### Written request
Write out every entry, unchanged. Skip any picture.

□ □ □ □ □

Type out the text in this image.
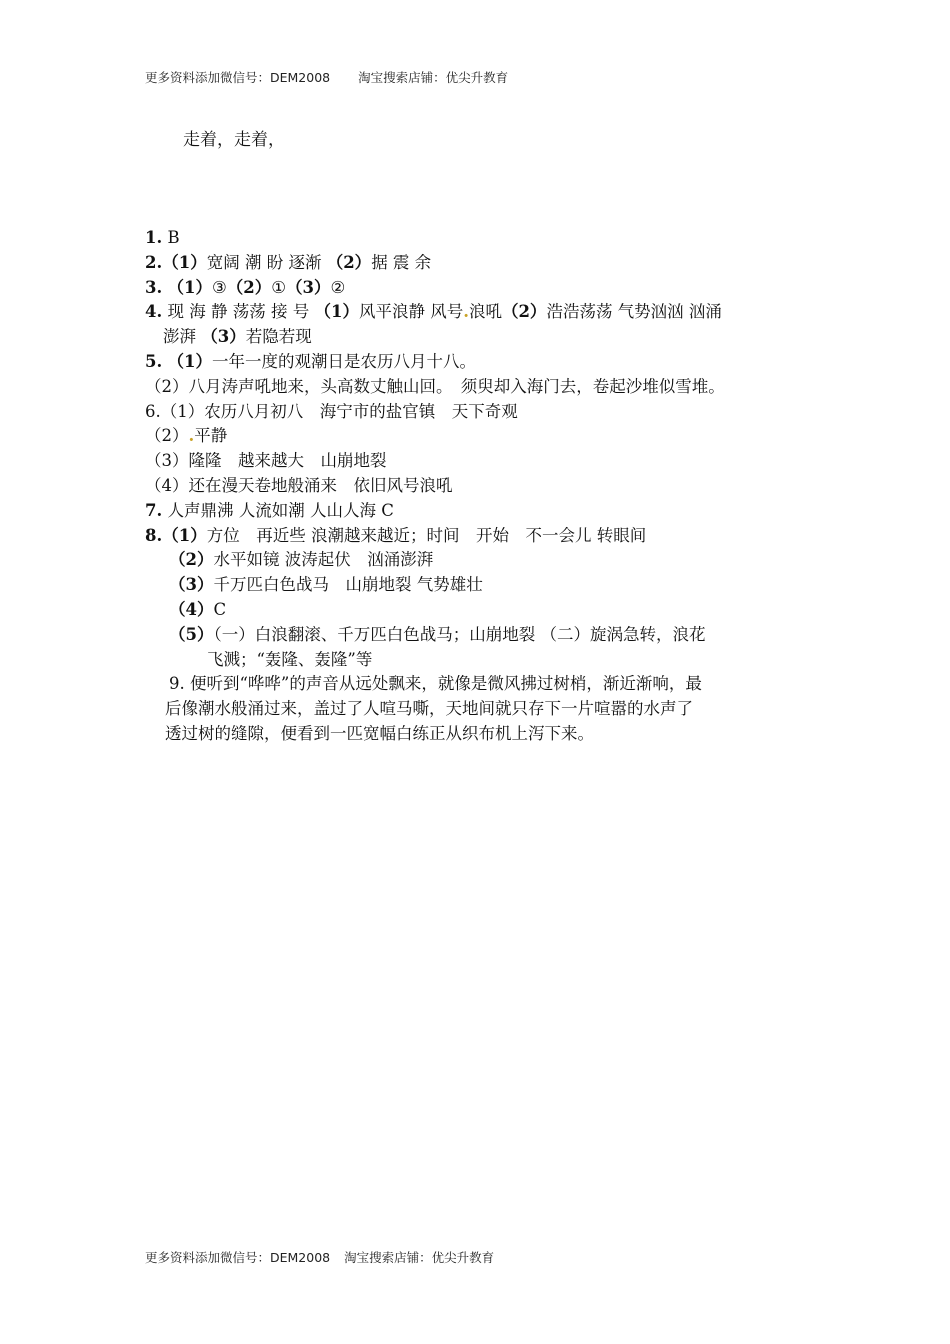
更多资料添加微信号：DEM2008 淘宝搜索店铺：优尖升教育
走着，走着，
1. B
2.（1）宽阔 潮 盼 逐渐 （2）据 震 余
3. （1）③（2）①（3）②
4. 现 海 静 荡荡 接 号 （1）风平浪静 风号.浪吼（2）浩浩荡荡 气势汹汹 汹涌
澎湃 （3）若隐若现
5. （1）一年一度的观潮日是农历八月十八。
（2）八月涛声吼地来，头高数丈触山回。　须臾却入海门去，卷起沙堆似雪堆。
6.（1）农历八月初八　海宁市的盐官镇　天下奇观
（2）.平静
（3）隆隆　越来越大　山崩地裂
（4）还在漫天卷地般涌来　依旧风号浪吼
7. 人声鼎沸 人流如潮 人山人海 C
8.（1）方位　再近些 浪潮越来越近；时间　开始　不一会儿 转眼间
（2）水平如镜 波涛起伏　汹涌澎湃
（3）千万匹白色战马　山崩地裂 气势雄壮
（4）C
（5）（一）白浪翻滚、千万匹白色战马；山崩地裂 （二）旋涡急转，浪花
飞溅；“轰隆、轰隆”等
9. 便听到“哗哗”的声音从远处飘来，就像是微风拂过树梢，渐近渐响，最
后像潮水般涌过来，盖过了人喧马嘶，天地间就只存下一片喧嚣的水声了
透过树的缝隙，便看到一匹宽幅白练正从织布机上泻下来。
更多资料添加微信号：DEM2008 淘宝搜索店铺：优尖升教育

□ □ □ □ □

### Solution to this problem
Type out the text in this image.
更多资料添加微信号：DEM2008 淘宝搜索店铺：优尖升教育
走着，走着，
1. B
2.（1）宽阔 潮 盼 逐渐 （2）据 震 余
3. （1）③（2）①（3）②
4. 现 海 静 荡荡 接 号 （1）风平浪静 风号.浪吼（2）浩浩荡荡 气势汹汹 汹涌
澎湃 （3）若隐若现
5. （1）一年一度的观潮日是农历八月十八。
（2）八月涛声吼地来，头高数丈触山回。　须臾却入海门去，卷起沙堆似雪堆。
6.（1）农历八月初八　海宁市的盐官镇　天下奇观
（2）.平静
（3）隆隆　越来越大　山崩地裂
（4）还在漫天卷地般涌来　依旧风号浪吼
7. 人声鼎沸 人流如潮 人山人海 C
8.（1）方位　再近些 浪潮越来越近；时间　开始　不一会儿 转眼间
（2）水平如镜 波涛起伏　汹涌澎湃
（3）千万匹白色战马　山崩地裂 气势雄壮
（4）C
（5）（一）白浪翻滚、千万匹白色战马；山崩地裂 （二）旋涡急转，浪花
飞溅；“轰隆、轰隆”等
9. 便听到“哗哗”的声音从远处飘来，就像是微风拂过树梢，渐近渐响，最
后像潮水般涌过来，盖过了人喧马嘶，天地间就只存下一片喧嚣的水声了
透过树的缝隙，便看到一匹宽幅白练正从织布机上泻下来。
更多资料添加微信号：DEM2008 淘宝搜索店铺：优尖升教育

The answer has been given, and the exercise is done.